— begin —
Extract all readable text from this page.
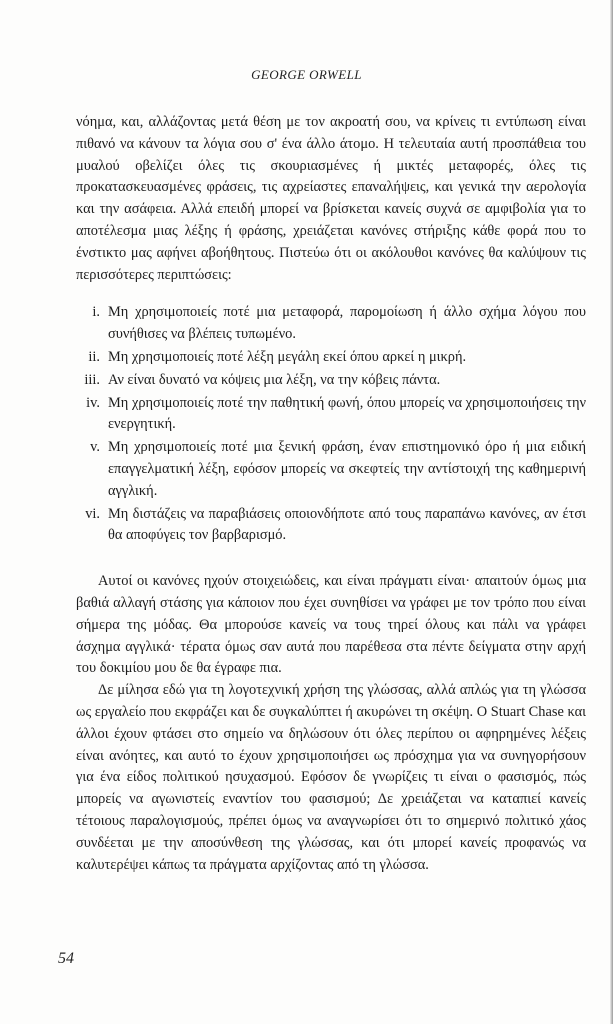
GEORGE ORWELL

νόημα, και, αλλάζοντας μετά θέση με τον ακροατή σου, να κρίνεις τι εντύπωση είναι πιθανό να κάνουν τα λόγια σου σ' ένα άλλο άτομο. Η τελευταία αυτή προσπάθεια του μυαλού οβελίζει όλες τις σκουριασμένες ή μικτές μεταφορές, όλες τις προκατασκευασμένες φράσεις, τις αχρείαστες επαναλήψεις, και γενικά την αερολογία και την ασάφεια. Αλλά επειδή μπορεί να βρίσκεται κανείς συχνά σε αμφιβολία για το αποτέλεσμα μιας λέξης ή φράσης, χρειάζεται κανόνες στήριξης κάθε φορά που το ένστικτο μας αφήνει αβοήθητους. Πιστεύω ότι οι ακόλουθοι κανόνες θα καλύψουν τις περισσότερες περιπτώσεις:

i. Μη χρησιμοποιείς ποτέ μια μεταφορά, παρομοίωση ή άλλο σχήμα λόγου που συνήθισες να βλέπεις τυπωμένο.
ii. Μη χρησιμοποιείς ποτέ λέξη μεγάλη εκεί όπου αρκεί η μικρή.
iii. Αν είναι δυνατό να κόψεις μια λέξη, να την κόβεις πάντα.
iv. Μη χρησιμοποιείς ποτέ την παθητική φωνή, όπου μπορείς να χρησιμοποιήσεις την ενεργητική.
v. Μη χρησιμοποιείς ποτέ μια ξενική φράση, έναν επιστημονικό όρο ή μια ειδική επαγγελματική λέξη, εφόσον μπορείς να σκεφτείς την αντίστοιχή της καθημερινή αγγλική.
vi. Μη διστάζεις να παραβιάσεις οποιονδήποτε από τους παραπάνω κανόνες, αν έτσι θα αποφύγεις τον βαρβαρισμό.

Αυτοί οι κανόνες ηχούν στοιχειώδεις, και είναι πράγματι είναι· απαιτούν όμως μια βαθιά αλλαγή στάσης για κάποιον που έχει συνηθίσει να γράφει με τον τρόπο που είναι σήμερα της μόδας. Θα μπορούσε κανείς να τους τηρεί όλους και πάλι να γράφει άσχημα αγγλικά· τέρατα όμως σαν αυτά που παρέθεσα στα πέντε δείγματα στην αρχή του δοκιμίου μου δε θα έγραφε πια.

Δε μίλησα εδώ για τη λογοτεχνική χρήση της γλώσσας, αλλά απλώς για τη γλώσσα ως εργαλείο που εκφράζει και δε συγκαλύπτει ή ακυρώνει τη σκέψη. Ο Stuart Chase και άλλοι έχουν φτάσει στο σημείο να δηλώσουν ότι όλες περίπου οι αφηρημένες λέξεις είναι ανόητες, και αυτό το έχουν χρησιμοποιήσει ως πρόσχημα για να συνηγορήσουν για ένα είδος πολιτικού ησυχασμού. Εφόσον δε γνωρίζεις τι είναι ο φασισμός, πώς μπορείς να αγωνιστείς εναντίον του φασισμού; Δε χρειάζεται να καταπιεί κανείς τέτοιους παραλογισμούς, πρέπει όμως να αναγνωρίσει ότι το σημερινό πολιτικό χάος συνδέεται με την αποσύνθεση της γλώσσας, και ότι μπορεί κανείς προφανώς να καλυτερέψει κάπως τα πράγματα αρχίζοντας από τη γλώσσα.

54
— end —
▸ **WHAT YOU NEED TO DO**:
Every record above should come back exactly, but without its pictures.

▸ **THE OUTPUT**:
Extract all readable text from this page.
GEORGE ORWELL

νόημα, και, αλλάζοντας μετά θέση με τον ακροατή σου, να κρίνεις τι εντύπωση είναι πιθανό να κάνουν τα λόγια σου σ' ένα άλλο άτομο. Η τελευταία αυτή προσπάθεια του μυαλού οβελίζει όλες τις σκουριασμένες ή μικτές μεταφορές, όλες τις προκατασκευασμένες φράσεις, τις αχρείαστες επαναλήψεις, και γενικά την αερολογία και την ασάφεια. Αλλά επειδή μπορεί να βρίσκεται κανείς συχνά σε αμφιβολία για το αποτέλεσμα μιας λέξης ή φράσης, χρειάζεται κανόνες στήριξης κάθε φορά που το ένστικτο μας αφήνει αβοήθητους. Πιστεύω ότι οι ακόλουθοι κανόνες θα καλύψουν τις περισσότερες περιπτώσεις:

i. Μη χρησιμοποιείς ποτέ μια μεταφορά, παρομοίωση ή άλλο σχήμα λόγου που συνήθισες να βλέπεις τυπωμένο.
ii. Μη χρησιμοποιείς ποτέ λέξη μεγάλη εκεί όπου αρκεί η μικρή.
iii. Αν είναι δυνατό να κόψεις μια λέξη, να την κόβεις πάντα.
iv. Μη χρησιμοποιείς ποτέ την παθητική φωνή, όπου μπορείς να χρησιμοποιήσεις την ενεργητική.
v. Μη χρησιμοποιείς ποτέ μια ξενική φράση, έναν επιστημονικό όρο ή μια ειδική επαγγελματική λέξη, εφόσον μπορείς να σκεφτείς την αντίστοιχή της καθημερινή αγγλική.
vi. Μη διστάζεις να παραβιάσεις οποιονδήποτε από τους παραπάνω κανόνες, αν έτσι θα αποφύγεις τον βαρβαρισμό.

Αυτοί οι κανόνες ηχούν στοιχειώδεις, και είναι πράγματι είναι· απαιτούν όμως μια βαθιά αλλαγή στάσης για κάποιον που έχει συνηθίσει να γράφει με τον τρόπο που είναι σήμερα της μόδας. Θα μπορούσε κανείς να τους τηρεί όλους και πάλι να γράφει άσχημα αγγλικά· τέρατα όμως σαν αυτά που παρέθεσα στα πέντε δείγματα στην αρχή του δοκιμίου μου δε θα έγραφε πια.

Δε μίλησα εδώ για τη λογοτεχνική χρήση της γλώσσας, αλλά απλώς για τη γλώσσα ως εργαλείο που εκφράζει και δε συγκαλύπτει ή ακυρώνει τη σκέψη. Ο Stuart Chase και άλλοι έχουν φτάσει στο σημείο να δηλώσουν ότι όλες περίπου οι αφηρημένες λέξεις είναι ανόητες, και αυτό το έχουν χρησιμοποιήσει ως πρόσχημα για να συνηγορήσουν για ένα είδος πολιτικού ησυχασμού. Εφόσον δε γνωρίζεις τι είναι ο φασισμός, πώς μπορείς να αγωνιστείς εναντίον του φασισμού; Δε χρειάζεται να καταπιεί κανείς τέτοιους παραλογισμούς, πρέπει όμως να αναγνωρίσει ότι το σημερινό πολιτικό χάος συνδέεται με την αποσύνθεση της γλώσσας, και ότι μπορεί κανείς προφανώς να καλυτερέψει κάπως τα πράγματα αρχίζοντας από τη γλώσσα.

54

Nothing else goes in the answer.